(YOUR INSTRUCTIONS)
Collect all lines from the records below that include the word "Cool".
START SOURCE MATERIAL
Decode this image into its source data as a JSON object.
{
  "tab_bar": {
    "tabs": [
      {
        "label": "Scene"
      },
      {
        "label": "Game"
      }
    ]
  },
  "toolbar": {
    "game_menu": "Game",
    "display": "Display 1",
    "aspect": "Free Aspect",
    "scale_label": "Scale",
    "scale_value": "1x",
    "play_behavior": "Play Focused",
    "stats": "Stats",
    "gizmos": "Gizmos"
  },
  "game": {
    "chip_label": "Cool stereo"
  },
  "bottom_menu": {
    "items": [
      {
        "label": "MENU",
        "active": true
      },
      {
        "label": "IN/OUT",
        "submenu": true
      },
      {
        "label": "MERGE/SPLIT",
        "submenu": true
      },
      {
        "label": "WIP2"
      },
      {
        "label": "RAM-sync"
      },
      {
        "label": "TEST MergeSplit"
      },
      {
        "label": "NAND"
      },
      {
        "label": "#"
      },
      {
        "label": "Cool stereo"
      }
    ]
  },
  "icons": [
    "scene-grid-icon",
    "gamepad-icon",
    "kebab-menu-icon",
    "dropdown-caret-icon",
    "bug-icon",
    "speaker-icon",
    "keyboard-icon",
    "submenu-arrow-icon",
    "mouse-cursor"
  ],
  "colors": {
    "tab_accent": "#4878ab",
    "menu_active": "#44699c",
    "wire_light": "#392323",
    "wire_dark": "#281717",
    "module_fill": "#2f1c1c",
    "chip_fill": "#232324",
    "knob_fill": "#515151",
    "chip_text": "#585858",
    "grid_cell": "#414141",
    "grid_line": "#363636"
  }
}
END SOURCE MATERIAL
(RESPONSE BELOW)
    "chip_label": "Cool stereo"
        "label": "Cool stereo"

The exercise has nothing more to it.